• What is required: Return the records, each one exactly as written.

• The data:
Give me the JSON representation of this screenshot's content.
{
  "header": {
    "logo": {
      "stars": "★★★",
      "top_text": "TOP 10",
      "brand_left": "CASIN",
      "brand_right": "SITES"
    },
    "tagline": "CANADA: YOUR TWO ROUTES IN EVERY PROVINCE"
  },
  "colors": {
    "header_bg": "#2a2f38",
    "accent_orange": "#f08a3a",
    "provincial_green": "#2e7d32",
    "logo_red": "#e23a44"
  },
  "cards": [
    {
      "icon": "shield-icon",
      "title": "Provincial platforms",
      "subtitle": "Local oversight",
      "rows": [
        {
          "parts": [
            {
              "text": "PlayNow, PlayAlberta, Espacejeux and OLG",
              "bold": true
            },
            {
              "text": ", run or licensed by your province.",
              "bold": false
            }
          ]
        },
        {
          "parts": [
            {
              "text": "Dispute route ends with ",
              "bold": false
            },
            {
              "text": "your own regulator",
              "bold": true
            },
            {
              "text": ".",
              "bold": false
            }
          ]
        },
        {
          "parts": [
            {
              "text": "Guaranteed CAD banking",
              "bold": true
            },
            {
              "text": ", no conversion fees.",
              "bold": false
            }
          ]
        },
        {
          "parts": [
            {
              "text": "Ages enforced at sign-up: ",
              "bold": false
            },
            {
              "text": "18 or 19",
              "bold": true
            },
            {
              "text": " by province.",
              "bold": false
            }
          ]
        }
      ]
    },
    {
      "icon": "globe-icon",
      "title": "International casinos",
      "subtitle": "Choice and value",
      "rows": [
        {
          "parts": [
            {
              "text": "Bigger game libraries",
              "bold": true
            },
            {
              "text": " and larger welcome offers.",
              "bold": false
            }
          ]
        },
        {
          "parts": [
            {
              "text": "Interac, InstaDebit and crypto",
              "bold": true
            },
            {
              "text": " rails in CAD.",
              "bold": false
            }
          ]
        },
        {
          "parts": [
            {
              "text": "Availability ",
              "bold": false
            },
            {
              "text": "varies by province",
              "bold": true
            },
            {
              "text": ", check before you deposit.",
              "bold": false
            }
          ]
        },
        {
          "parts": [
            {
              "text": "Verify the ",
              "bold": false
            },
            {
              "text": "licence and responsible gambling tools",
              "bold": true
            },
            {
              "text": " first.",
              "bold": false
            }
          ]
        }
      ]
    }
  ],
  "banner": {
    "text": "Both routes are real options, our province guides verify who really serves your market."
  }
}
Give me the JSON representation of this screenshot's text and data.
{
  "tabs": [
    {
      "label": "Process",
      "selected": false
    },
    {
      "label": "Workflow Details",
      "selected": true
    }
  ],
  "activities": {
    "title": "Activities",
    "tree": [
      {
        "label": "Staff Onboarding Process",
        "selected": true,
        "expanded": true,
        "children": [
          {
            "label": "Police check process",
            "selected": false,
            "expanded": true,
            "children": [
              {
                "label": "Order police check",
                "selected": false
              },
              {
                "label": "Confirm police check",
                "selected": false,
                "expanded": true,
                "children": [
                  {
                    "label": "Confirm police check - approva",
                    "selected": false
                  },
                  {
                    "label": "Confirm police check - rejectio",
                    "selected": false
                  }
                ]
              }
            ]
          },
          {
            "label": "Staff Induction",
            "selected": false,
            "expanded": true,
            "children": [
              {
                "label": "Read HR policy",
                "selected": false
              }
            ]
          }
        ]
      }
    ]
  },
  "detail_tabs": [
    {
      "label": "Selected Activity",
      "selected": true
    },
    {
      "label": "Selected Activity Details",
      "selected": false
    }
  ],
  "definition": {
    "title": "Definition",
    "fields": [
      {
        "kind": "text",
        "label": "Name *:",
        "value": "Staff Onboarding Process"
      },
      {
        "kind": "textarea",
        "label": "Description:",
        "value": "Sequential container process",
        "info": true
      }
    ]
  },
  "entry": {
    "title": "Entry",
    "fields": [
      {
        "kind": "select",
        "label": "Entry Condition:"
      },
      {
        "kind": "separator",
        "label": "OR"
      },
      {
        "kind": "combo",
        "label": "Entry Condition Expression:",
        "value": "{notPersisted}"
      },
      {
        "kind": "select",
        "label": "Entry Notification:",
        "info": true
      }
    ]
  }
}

• Correct output:
Give me the JSON representation of this screenshot's content.
{
  "header": {
    "logo": {
      "stars": "★★★",
      "top_text": "TOP 10",
      "brand_left": "CASIN",
      "brand_right": "SITES"
    },
    "tagline": "CANADA: YOUR TWO ROUTES IN EVERY PROVINCE"
  },
  "colors": {
    "header_bg": "#2a2f38",
    "accent_orange": "#f08a3a",
    "provincial_green": "#2e7d32",
    "logo_red": "#e23a44"
  },
  "cards": [
    {
      "icon": "shield-icon",
      "title": "Provincial platforms",
      "subtitle": "Local oversight",
      "rows": [
        {
          "parts": [
            {
              "text": "PlayNow, PlayAlberta, Espacejeux and OLG",
              "bold": true
            },
            {
              "text": ", run or licensed by your province.",
              "bold": false
            }
          ]
        },
        {
          "parts": [
            {
              "text": "Dispute route ends with ",
              "bold": false
            },
            {
              "text": "your own regulator",
              "bold": true
            },
            {
              "text": ".",
              "bold": false
            }
          ]
        },
        {
          "parts": [
            {
              "text": "Guaranteed CAD banking",
              "bold": true
            },
            {
              "text": ", no conversion fees.",
              "bold": false
            }
          ]
        },
        {
          "parts": [
            {
              "text": "Ages enforced at sign-up: ",
              "bold": false
            },
            {
              "text": "18 or 19",
              "bold": true
            },
            {
              "text": " by province.",
              "bold": false
            }
          ]
        }
      ]
    },
    {
      "icon": "globe-icon",
      "title": "International casinos",
      "subtitle": "Choice and value",
      "rows": [
        {
          "parts": [
            {
              "text": "Bigger game libraries",
              "bold": true
            },
            {
              "text": " and larger welcome offers.",
              "bold": false
            }
          ]
        },
        {
          "parts": [
            {
              "text": "Interac, InstaDebit and crypto",
              "bold": true
            },
            {
              "text": " rails in CAD.",
              "bold": false
            }
          ]
        },
        {
          "parts": [
            {
              "text": "Availability ",
              "bold": false
            },
            {
              "text": "varies by province",
              "bold": true
            },
            {
              "text": ", check before you deposit.",
              "bold": false
            }
          ]
        },
        {
          "parts": [
            {
              "text": "Verify the ",
              "bold": false
            },
            {
              "text": "licence and responsible gambling tools",
              "bold": true
            },
            {
              "text": " first.",
              "bold": false
            }
          ]
        }
      ]
    }
  ],
  "banner": {
    "text": "Both routes are real options, our province guides verify who really serves your market."
  }
}
Give me the JSON representation of this screenshot's text and data.
{
  "tabs": [
    {
      "label": "Process",
      "selected": false
    },
    {
      "label": "Workflow Details",
      "selected": true
    }
  ],
  "activities": {
    "title": "Activities",
    "tree": [
      {
        "label": "Staff Onboarding Process",
        "selected": true,
        "expanded": true,
        "children": [
          {
            "label": "Police check process",
            "selected": false,
            "expanded": true,
            "children": [
              {
                "label": "Order police check",
                "selected": false
              },
              {
                "label": "Confirm police check",
                "selected": false,
                "expanded": true,
                "children": [
                  {
                    "label": "Confirm police check - approva",
                    "selected": false
                  },
                  {
                    "label": "Confirm police check - rejectio",
                    "selected": false
                  }
                ]
              }
            ]
          },
          {
            "label": "Staff Induction",
            "selected": false,
            "expanded": true,
            "children": [
              {
                "label": "Read HR policy",
                "selected": false
              }
            ]
          }
        ]
      }
    ]
  },
  "detail_tabs": [
    {
      "label": "Selected Activity",
      "selected": true
    },
    {
      "label": "Selected Activity Details",
      "selected": false
    }
  ],
  "definition": {
    "title": "Definition",
    "fields": [
      {
        "kind": "text",
        "label": "Name *:",
        "value": "Staff Onboarding Process"
      },
      {
        "kind": "textarea",
        "label": "Description:",
        "value": "Sequential container process",
        "info": true
      }
    ]
  },
  "entry": {
    "title": "Entry",
    "fields": [
      {
        "kind": "select",
        "label": "Entry Condition:"
      },
      {
        "kind": "separator",
        "label": "OR"
      },
      {
        "kind": "combo",
        "label": "Entry Condition Expression:",
        "value": "{notPersisted}"
      },
      {
        "kind": "select",
        "label": "Entry Notification:",
        "info": true
      }
    ]
  }
}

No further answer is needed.